**Aim:** Write out all of the records precisely. Skip anything that is a picture.

**Entries supplied:**
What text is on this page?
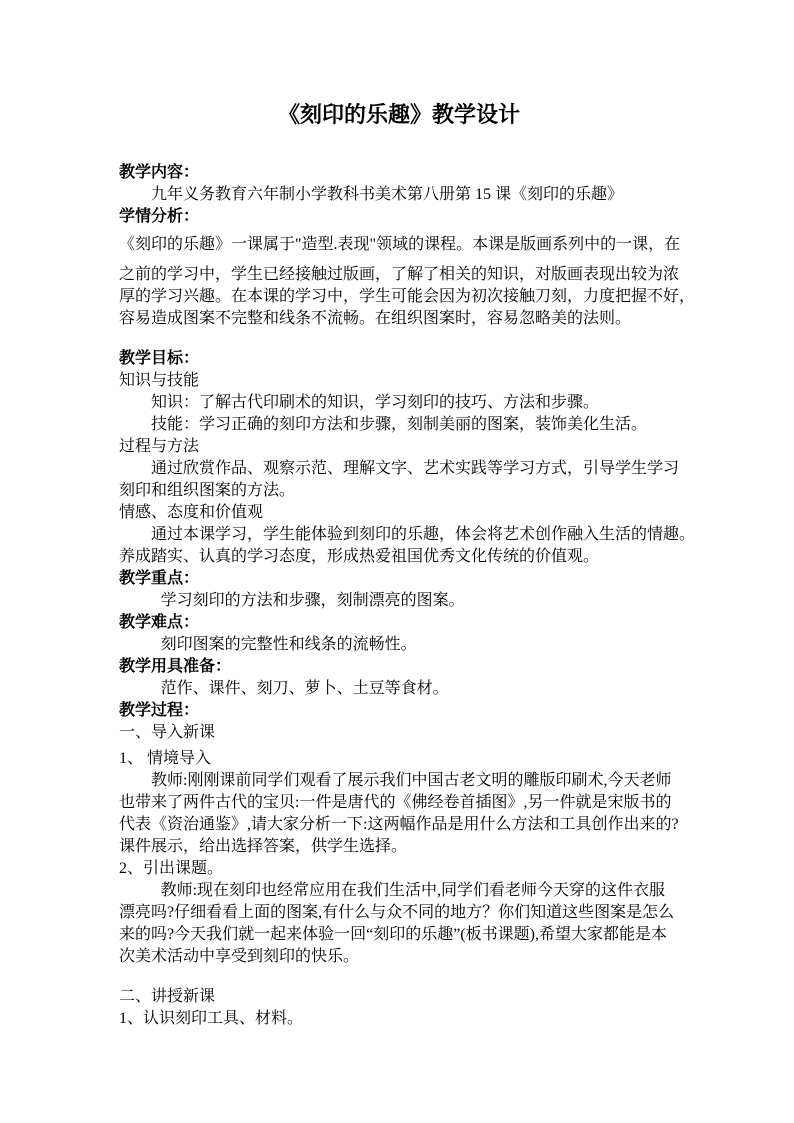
《刻印的乐趣》教学设计
教学内容：
九年义务教育六年制小学教科书美术第八册第 15 课《刻印的乐趣》
学情分析：
《刻印的乐趣》一课属于"造型.表现"领域的课程。本课是版画系列中的一课，在
之前的学习中，学生已经接触过版画，了解了相关的知识，对版画表现出较为浓
厚的学习兴趣。在本课的学习中，学生可能会因为初次接触刀刻，力度把握不好，
容易造成图案不完整和线条不流畅。在组织图案时，容易忽略美的法则。
教学目标：
知识与技能
知识：了解古代印刷术的知识，学习刻印的技巧、方法和步骤。
技能：学习正确的刻印方法和步骤，刻制美丽的图案，装饰美化生活。
过程与方法
通过欣赏作品、观察示范、理解文字、艺术实践等学习方式，引导学生学习
刻印和组织图案的方法。
情感、态度和价值观
通过本课学习，学生能体验到刻印的乐趣，体会将艺术创作融入生活的情趣。
养成踏实、认真的学习态度，形成热爱祖国优秀文化传统的价值观。
教学重点：
学习刻印的方法和步骤，刻制漂亮的图案。
教学难点：
刻印图案的完整性和线条的流畅性。
教学用具准备：
范作、课件、刻刀、萝卜、土豆等食材。
教学过程：
一、导入新课
1、 情境导入
教师:刚刚课前同学们观看了展示我们中国古老文明的雕版印刷术,今天老师
也带来了两件古代的宝贝:一件是唐代的《佛经卷首插图》,另一件就是宋版书的
代表《资治通鉴》,请大家分析一下:这两幅作品是用什么方法和工具创作出来的?
课件展示，给出选择答案，供学生选择。
2、引出课题。
教师:现在刻印也经常应用在我们生活中,同学们看老师今天穿的这件衣服
漂亮吗?仔细看看上面的图案,有什么与众不同的地方？你们知道这些图案是怎么
来的吗?今天我们就一起来体验一回“刻印的乐趣”(板书课题),希望大家都能是本
次美术活动中享受到刻印的快乐。
二、讲授新课
1、认识刻印工具、材料。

**Response below:**
What text is on this page?
《刻印的乐趣》教学设计
教学内容：
九年义务教育六年制小学教科书美术第八册第 15 课《刻印的乐趣》
学情分析：
《刻印的乐趣》一课属于"造型.表现"领域的课程。本课是版画系列中的一课，在
之前的学习中，学生已经接触过版画，了解了相关的知识，对版画表现出较为浓
厚的学习兴趣。在本课的学习中，学生可能会因为初次接触刀刻，力度把握不好，
容易造成图案不完整和线条不流畅。在组织图案时，容易忽略美的法则。
教学目标：
知识与技能
知识：了解古代印刷术的知识，学习刻印的技巧、方法和步骤。
技能：学习正确的刻印方法和步骤，刻制美丽的图案，装饰美化生活。
过程与方法
通过欣赏作品、观察示范、理解文字、艺术实践等学习方式，引导学生学习
刻印和组织图案的方法。
情感、态度和价值观
通过本课学习，学生能体验到刻印的乐趣，体会将艺术创作融入生活的情趣。
养成踏实、认真的学习态度，形成热爱祖国优秀文化传统的价值观。
教学重点：
学习刻印的方法和步骤，刻制漂亮的图案。
教学难点：
刻印图案的完整性和线条的流畅性。
教学用具准备：
范作、课件、刻刀、萝卜、土豆等食材。
教学过程：
一、导入新课
1、 情境导入
教师:刚刚课前同学们观看了展示我们中国古老文明的雕版印刷术,今天老师
也带来了两件古代的宝贝:一件是唐代的《佛经卷首插图》,另一件就是宋版书的
代表《资治通鉴》,请大家分析一下:这两幅作品是用什么方法和工具创作出来的?
课件展示，给出选择答案，供学生选择。
2、引出课题。
教师:现在刻印也经常应用在我们生活中,同学们看老师今天穿的这件衣服
漂亮吗?仔细看看上面的图案,有什么与众不同的地方？你们知道这些图案是怎么
来的吗?今天我们就一起来体验一回“刻印的乐趣”(板书课题),希望大家都能是本
次美术活动中享受到刻印的快乐。
二、讲授新课
1、认识刻印工具、材料。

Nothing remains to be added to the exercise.